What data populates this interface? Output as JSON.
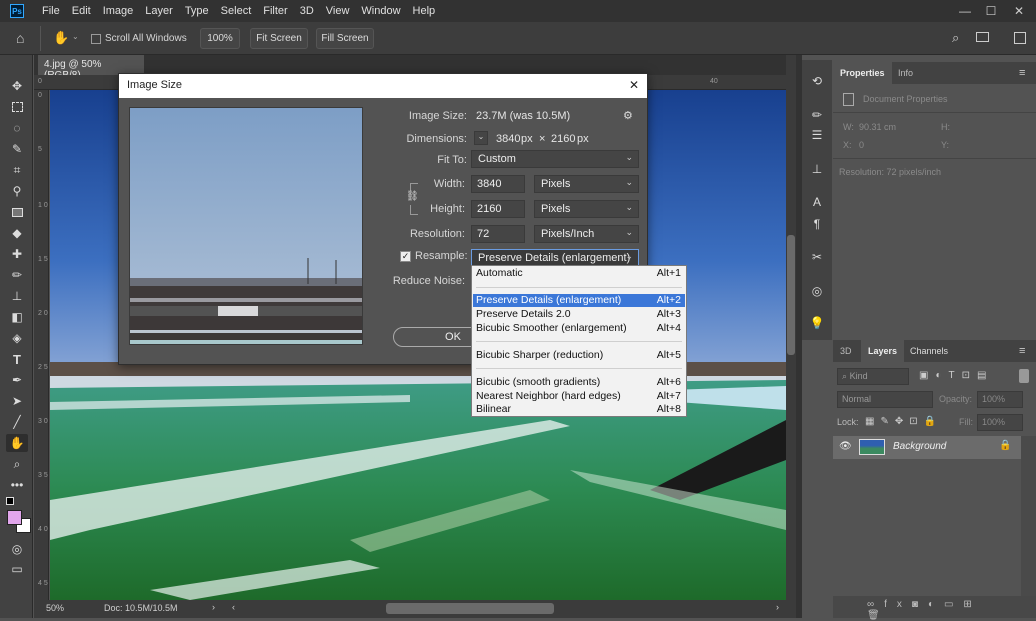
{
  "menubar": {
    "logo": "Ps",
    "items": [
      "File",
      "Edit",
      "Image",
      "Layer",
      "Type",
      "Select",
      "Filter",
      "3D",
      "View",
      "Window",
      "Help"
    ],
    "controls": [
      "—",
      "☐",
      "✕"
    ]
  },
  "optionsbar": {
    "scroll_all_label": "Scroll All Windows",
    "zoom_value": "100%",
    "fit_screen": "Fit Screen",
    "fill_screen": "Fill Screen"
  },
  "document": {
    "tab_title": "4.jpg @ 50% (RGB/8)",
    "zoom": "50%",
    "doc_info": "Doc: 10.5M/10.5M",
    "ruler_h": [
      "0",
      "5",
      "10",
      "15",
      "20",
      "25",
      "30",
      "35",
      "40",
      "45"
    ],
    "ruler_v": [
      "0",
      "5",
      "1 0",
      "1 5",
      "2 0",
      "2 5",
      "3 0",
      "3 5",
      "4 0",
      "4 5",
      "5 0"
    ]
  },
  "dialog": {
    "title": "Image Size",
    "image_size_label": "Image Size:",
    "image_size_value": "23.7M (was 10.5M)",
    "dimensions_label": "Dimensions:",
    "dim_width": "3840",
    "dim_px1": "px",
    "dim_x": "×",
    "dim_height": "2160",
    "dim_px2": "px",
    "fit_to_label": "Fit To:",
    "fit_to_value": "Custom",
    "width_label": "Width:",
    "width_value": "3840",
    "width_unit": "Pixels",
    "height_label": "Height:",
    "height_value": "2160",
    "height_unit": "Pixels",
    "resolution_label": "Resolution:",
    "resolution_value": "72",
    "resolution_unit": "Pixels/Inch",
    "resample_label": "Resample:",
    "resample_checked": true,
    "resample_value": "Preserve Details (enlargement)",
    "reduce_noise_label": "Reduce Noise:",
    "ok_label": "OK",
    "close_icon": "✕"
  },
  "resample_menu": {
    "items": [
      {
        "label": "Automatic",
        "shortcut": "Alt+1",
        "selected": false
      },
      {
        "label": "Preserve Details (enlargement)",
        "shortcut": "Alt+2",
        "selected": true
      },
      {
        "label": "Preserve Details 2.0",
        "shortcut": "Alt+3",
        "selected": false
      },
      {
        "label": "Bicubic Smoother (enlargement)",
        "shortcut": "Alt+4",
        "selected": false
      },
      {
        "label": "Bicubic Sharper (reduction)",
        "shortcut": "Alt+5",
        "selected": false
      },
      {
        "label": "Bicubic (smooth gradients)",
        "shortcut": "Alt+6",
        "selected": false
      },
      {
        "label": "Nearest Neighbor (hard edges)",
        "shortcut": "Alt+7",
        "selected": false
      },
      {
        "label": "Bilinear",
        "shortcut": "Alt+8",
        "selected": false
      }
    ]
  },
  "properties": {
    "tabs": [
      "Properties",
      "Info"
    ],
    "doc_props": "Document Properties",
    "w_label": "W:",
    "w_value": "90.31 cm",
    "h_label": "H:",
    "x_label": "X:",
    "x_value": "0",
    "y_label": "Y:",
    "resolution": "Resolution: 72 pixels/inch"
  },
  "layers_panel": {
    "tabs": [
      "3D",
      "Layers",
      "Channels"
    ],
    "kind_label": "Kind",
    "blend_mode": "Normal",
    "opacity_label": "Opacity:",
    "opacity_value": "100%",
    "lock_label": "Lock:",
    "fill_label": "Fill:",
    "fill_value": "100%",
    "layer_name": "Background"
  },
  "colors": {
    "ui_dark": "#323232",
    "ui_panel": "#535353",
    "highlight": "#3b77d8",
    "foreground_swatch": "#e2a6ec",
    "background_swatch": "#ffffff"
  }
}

> Task prompt
Leave the pictures out and reproduce all of the records exactly.

> Exercise solution
What data populates this interface? Output as JSON.
{
  "menubar": {
    "logo": "Ps",
    "items": [
      "File",
      "Edit",
      "Image",
      "Layer",
      "Type",
      "Select",
      "Filter",
      "3D",
      "View",
      "Window",
      "Help"
    ],
    "controls": [
      "—",
      "☐",
      "✕"
    ]
  },
  "optionsbar": {
    "scroll_all_label": "Scroll All Windows",
    "zoom_value": "100%",
    "fit_screen": "Fit Screen",
    "fill_screen": "Fill Screen"
  },
  "document": {
    "tab_title": "4.jpg @ 50% (RGB/8)",
    "zoom": "50%",
    "doc_info": "Doc: 10.5M/10.5M",
    "ruler_h": [
      "0",
      "5",
      "10",
      "15",
      "20",
      "25",
      "30",
      "35",
      "40",
      "45"
    ],
    "ruler_v": [
      "0",
      "5",
      "1 0",
      "1 5",
      "2 0",
      "2 5",
      "3 0",
      "3 5",
      "4 0",
      "4 5",
      "5 0"
    ]
  },
  "dialog": {
    "title": "Image Size",
    "image_size_label": "Image Size:",
    "image_size_value": "23.7M (was 10.5M)",
    "dimensions_label": "Dimensions:",
    "dim_width": "3840",
    "dim_px1": "px",
    "dim_x": "×",
    "dim_height": "2160",
    "dim_px2": "px",
    "fit_to_label": "Fit To:",
    "fit_to_value": "Custom",
    "width_label": "Width:",
    "width_value": "3840",
    "width_unit": "Pixels",
    "height_label": "Height:",
    "height_value": "2160",
    "height_unit": "Pixels",
    "resolution_label": "Resolution:",
    "resolution_value": "72",
    "resolution_unit": "Pixels/Inch",
    "resample_label": "Resample:",
    "resample_checked": true,
    "resample_value": "Preserve Details (enlargement)",
    "reduce_noise_label": "Reduce Noise:",
    "ok_label": "OK",
    "close_icon": "✕"
  },
  "resample_menu": {
    "items": [
      {
        "label": "Automatic",
        "shortcut": "Alt+1",
        "selected": false
      },
      {
        "label": "Preserve Details (enlargement)",
        "shortcut": "Alt+2",
        "selected": true
      },
      {
        "label": "Preserve Details 2.0",
        "shortcut": "Alt+3",
        "selected": false
      },
      {
        "label": "Bicubic Smoother (enlargement)",
        "shortcut": "Alt+4",
        "selected": false
      },
      {
        "label": "Bicubic Sharper (reduction)",
        "shortcut": "Alt+5",
        "selected": false
      },
      {
        "label": "Bicubic (smooth gradients)",
        "shortcut": "Alt+6",
        "selected": false
      },
      {
        "label": "Nearest Neighbor (hard edges)",
        "shortcut": "Alt+7",
        "selected": false
      },
      {
        "label": "Bilinear",
        "shortcut": "Alt+8",
        "selected": false
      }
    ]
  },
  "properties": {
    "tabs": [
      "Properties",
      "Info"
    ],
    "doc_props": "Document Properties",
    "w_label": "W:",
    "w_value": "90.31 cm",
    "h_label": "H:",
    "x_label": "X:",
    "x_value": "0",
    "y_label": "Y:",
    "resolution": "Resolution: 72 pixels/inch"
  },
  "layers_panel": {
    "tabs": [
      "3D",
      "Layers",
      "Channels"
    ],
    "kind_label": "Kind",
    "blend_mode": "Normal",
    "opacity_label": "Opacity:",
    "opacity_value": "100%",
    "lock_label": "Lock:",
    "fill_label": "Fill:",
    "fill_value": "100%",
    "layer_name": "Background"
  },
  "colors": {
    "ui_dark": "#323232",
    "ui_panel": "#535353",
    "highlight": "#3b77d8",
    "foreground_swatch": "#e2a6ec",
    "background_swatch": "#ffffff"
  }
}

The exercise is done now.